start MATERIAL PROVIDED
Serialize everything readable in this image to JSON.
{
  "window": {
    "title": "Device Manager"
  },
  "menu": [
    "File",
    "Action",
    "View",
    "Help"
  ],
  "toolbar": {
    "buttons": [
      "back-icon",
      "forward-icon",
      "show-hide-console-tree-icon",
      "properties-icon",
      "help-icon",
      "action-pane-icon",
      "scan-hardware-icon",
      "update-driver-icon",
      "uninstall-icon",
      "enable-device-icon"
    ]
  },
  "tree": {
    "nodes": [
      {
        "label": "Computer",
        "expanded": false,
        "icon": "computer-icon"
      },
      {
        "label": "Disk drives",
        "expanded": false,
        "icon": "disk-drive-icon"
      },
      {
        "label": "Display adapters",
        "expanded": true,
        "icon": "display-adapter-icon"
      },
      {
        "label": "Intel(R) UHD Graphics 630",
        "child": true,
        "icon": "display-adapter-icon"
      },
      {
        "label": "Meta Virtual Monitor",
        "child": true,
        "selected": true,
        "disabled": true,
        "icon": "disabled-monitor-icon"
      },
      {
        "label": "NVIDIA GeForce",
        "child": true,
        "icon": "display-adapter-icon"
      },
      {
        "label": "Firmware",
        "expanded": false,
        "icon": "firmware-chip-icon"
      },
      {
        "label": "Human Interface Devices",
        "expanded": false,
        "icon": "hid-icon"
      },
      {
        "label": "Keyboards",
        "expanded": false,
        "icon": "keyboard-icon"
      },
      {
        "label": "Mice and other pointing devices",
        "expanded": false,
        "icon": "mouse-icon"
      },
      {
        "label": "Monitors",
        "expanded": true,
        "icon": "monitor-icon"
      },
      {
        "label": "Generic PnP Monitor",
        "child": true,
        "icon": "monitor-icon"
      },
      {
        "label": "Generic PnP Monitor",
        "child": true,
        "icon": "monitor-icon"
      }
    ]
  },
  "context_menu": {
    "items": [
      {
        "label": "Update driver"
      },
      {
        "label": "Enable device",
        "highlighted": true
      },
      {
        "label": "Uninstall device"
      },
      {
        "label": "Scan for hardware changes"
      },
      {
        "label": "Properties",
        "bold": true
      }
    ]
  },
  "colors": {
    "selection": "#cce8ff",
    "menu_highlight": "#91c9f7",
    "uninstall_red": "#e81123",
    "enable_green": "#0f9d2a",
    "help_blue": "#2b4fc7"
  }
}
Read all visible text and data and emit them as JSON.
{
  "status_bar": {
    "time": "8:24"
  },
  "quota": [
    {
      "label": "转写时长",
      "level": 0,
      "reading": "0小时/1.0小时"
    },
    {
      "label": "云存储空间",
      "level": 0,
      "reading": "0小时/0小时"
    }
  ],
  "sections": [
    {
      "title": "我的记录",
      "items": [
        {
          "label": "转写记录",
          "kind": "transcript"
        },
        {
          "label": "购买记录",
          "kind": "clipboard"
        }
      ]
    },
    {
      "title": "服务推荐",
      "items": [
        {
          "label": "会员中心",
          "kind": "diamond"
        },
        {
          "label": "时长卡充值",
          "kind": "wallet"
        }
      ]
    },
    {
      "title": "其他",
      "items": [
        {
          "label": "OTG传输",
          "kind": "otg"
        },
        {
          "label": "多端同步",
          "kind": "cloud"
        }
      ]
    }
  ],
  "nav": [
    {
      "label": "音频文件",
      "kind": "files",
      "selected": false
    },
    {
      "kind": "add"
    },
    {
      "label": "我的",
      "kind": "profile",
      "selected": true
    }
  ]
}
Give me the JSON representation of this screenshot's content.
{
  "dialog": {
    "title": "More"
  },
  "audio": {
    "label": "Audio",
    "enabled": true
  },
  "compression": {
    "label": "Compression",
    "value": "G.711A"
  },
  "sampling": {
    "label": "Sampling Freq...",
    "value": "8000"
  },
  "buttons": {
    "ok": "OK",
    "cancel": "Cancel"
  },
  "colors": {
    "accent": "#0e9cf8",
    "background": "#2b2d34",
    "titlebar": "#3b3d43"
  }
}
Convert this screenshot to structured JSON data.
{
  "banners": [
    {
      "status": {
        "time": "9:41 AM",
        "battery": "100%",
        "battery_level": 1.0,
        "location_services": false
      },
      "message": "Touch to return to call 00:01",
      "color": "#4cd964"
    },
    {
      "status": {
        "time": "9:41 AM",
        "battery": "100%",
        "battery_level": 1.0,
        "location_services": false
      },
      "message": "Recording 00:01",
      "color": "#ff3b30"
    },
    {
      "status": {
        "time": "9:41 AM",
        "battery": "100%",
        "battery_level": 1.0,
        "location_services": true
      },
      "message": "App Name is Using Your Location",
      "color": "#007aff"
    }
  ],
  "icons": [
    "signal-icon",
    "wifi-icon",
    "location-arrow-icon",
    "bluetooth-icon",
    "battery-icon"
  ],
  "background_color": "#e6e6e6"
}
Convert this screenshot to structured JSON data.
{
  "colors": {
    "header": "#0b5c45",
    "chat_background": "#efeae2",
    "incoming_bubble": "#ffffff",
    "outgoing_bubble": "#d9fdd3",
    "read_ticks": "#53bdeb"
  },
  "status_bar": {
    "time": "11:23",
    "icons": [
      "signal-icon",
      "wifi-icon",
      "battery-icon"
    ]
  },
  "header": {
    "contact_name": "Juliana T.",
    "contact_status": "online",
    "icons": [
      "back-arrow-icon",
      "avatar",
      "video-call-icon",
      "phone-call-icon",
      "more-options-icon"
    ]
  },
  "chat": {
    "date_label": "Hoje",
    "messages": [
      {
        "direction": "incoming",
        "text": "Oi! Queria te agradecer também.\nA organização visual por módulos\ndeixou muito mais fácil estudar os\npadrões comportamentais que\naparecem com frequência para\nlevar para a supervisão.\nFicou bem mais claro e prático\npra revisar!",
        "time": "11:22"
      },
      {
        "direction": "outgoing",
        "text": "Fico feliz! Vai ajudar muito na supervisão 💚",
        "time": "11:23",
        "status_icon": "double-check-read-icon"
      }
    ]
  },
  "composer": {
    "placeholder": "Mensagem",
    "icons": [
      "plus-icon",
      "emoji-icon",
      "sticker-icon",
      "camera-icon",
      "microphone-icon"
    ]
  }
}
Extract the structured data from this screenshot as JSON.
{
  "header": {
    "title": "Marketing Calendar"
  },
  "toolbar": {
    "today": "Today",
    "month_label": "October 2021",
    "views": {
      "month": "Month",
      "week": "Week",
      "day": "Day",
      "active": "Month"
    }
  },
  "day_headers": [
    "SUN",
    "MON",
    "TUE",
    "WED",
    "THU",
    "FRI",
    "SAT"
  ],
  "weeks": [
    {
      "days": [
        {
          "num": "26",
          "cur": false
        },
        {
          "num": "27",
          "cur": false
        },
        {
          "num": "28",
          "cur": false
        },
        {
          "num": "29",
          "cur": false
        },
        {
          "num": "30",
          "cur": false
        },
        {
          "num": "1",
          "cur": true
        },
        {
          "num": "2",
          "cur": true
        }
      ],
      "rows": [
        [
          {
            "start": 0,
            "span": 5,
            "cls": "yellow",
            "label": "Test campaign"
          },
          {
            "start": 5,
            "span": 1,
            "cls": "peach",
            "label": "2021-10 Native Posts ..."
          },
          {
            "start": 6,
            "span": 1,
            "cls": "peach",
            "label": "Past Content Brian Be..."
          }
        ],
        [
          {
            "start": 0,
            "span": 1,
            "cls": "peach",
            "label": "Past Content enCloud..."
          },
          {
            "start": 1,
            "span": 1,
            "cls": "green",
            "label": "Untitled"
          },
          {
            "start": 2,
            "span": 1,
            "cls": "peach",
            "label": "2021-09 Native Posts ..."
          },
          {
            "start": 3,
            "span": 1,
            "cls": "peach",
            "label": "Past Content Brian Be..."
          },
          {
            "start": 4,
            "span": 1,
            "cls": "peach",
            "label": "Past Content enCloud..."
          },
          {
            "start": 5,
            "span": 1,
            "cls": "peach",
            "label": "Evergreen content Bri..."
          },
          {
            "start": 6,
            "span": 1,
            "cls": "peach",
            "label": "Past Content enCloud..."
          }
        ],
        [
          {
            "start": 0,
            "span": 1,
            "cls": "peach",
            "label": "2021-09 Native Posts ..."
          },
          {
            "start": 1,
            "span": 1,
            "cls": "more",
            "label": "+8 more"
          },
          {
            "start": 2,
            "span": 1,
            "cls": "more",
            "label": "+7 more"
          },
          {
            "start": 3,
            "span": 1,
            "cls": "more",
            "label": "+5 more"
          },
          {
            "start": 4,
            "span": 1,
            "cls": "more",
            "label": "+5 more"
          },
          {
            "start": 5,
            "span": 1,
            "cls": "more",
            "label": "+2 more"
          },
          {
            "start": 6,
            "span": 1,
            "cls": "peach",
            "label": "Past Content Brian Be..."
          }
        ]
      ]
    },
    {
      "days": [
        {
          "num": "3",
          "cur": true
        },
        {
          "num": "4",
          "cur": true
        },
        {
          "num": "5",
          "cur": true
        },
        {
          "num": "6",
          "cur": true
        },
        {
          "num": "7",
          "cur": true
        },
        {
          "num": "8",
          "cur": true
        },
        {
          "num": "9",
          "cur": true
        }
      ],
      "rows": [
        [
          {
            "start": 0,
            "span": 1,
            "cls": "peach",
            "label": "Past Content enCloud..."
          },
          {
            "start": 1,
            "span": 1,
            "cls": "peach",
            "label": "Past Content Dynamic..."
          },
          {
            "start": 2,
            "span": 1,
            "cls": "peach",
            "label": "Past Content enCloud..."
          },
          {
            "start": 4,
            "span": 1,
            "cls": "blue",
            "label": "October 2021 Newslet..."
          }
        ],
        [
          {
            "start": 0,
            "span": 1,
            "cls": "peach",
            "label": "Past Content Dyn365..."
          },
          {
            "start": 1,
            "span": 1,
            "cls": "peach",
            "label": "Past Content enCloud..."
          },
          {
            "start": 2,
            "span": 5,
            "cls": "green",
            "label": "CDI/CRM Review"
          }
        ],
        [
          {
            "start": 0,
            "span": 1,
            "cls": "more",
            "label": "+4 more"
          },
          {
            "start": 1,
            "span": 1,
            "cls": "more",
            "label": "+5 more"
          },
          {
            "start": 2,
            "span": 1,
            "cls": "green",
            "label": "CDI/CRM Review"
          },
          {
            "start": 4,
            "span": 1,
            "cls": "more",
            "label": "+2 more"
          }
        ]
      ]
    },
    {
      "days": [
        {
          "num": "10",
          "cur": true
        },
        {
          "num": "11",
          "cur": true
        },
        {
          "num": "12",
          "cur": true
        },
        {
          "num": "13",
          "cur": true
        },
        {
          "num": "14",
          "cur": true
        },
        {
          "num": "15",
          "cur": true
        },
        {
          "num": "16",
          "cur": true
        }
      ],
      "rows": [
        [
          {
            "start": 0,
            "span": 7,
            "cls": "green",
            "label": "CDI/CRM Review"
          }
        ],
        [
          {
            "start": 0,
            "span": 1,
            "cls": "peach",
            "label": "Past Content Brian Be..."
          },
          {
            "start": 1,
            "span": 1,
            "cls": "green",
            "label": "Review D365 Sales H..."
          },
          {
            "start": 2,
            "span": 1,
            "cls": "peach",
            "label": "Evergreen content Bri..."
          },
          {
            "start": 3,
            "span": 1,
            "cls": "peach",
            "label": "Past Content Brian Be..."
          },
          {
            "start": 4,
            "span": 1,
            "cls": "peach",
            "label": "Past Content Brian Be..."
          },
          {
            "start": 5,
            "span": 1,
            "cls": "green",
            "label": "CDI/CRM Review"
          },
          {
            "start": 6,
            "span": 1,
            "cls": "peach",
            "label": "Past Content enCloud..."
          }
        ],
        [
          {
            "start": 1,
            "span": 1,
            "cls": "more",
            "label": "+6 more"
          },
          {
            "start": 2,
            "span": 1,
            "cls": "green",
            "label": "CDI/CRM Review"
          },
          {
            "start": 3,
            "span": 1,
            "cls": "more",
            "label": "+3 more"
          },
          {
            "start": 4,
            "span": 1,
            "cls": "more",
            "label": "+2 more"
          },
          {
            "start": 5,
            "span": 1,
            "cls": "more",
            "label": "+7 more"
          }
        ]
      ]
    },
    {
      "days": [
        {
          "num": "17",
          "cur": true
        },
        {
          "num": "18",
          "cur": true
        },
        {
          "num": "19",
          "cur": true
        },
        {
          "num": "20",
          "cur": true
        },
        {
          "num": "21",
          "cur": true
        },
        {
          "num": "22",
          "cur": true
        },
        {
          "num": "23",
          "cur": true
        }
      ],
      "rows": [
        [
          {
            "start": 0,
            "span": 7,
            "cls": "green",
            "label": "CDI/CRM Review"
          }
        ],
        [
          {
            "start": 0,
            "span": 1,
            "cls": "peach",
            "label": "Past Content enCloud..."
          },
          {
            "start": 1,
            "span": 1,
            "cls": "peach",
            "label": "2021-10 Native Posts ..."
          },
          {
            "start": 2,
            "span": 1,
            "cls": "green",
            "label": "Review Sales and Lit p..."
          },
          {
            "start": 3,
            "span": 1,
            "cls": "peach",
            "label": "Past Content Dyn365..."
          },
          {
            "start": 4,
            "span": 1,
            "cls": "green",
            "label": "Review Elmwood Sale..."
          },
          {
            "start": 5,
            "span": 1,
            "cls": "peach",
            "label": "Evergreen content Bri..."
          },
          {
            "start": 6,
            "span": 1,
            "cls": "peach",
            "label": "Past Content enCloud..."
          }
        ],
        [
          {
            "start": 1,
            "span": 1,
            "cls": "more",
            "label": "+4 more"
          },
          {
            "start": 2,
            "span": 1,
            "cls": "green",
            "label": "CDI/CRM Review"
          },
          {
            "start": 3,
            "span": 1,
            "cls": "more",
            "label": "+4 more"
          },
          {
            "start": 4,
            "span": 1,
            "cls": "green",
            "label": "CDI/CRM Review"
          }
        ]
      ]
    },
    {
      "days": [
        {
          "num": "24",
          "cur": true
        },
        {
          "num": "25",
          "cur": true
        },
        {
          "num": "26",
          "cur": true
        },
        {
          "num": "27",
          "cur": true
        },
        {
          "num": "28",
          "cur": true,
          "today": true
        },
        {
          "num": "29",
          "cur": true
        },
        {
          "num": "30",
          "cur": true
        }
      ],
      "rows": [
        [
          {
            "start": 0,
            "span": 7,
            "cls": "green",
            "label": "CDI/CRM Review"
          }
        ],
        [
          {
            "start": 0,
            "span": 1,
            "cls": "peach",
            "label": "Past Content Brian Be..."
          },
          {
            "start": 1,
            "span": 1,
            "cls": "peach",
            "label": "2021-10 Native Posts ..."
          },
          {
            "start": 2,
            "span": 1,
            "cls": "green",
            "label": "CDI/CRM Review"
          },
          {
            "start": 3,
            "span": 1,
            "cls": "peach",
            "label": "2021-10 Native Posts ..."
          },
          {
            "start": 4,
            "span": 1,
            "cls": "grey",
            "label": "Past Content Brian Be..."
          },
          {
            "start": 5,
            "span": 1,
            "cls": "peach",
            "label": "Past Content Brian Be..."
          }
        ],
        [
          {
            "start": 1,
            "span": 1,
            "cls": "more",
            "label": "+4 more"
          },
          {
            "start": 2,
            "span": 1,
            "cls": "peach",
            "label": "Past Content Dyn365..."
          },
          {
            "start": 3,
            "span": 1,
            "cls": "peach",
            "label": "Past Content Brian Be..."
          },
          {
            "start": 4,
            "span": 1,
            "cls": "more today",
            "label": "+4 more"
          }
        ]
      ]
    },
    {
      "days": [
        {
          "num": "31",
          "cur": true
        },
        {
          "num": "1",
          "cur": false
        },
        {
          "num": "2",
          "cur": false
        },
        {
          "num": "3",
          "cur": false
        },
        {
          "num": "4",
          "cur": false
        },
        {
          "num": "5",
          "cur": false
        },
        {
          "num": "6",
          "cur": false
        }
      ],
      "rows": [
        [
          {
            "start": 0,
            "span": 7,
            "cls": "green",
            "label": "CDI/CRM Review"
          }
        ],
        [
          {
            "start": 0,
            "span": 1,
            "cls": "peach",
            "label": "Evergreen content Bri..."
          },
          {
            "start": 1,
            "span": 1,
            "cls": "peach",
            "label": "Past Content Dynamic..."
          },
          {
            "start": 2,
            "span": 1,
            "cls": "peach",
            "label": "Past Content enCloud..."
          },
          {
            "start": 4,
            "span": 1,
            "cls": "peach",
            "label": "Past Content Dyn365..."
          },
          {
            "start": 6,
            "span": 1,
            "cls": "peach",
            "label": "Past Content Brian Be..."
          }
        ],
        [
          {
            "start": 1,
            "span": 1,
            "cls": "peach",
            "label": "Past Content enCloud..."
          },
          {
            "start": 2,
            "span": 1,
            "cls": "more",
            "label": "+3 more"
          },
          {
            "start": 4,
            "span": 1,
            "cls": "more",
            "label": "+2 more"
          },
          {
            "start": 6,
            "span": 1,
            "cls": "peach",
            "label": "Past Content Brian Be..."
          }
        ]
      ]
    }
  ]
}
end MATERIAL PROVIDED
# WHAT IS BEING ASKED:
For each line above that contains the word "data", copy that line.

# ANSWER BELOW:
Read all visible text and data and emit them as JSON.
Convert this screenshot to structured JSON data.
Convert this screenshot to structured JSON data.
Extract the structured data from this screenshot as JSON.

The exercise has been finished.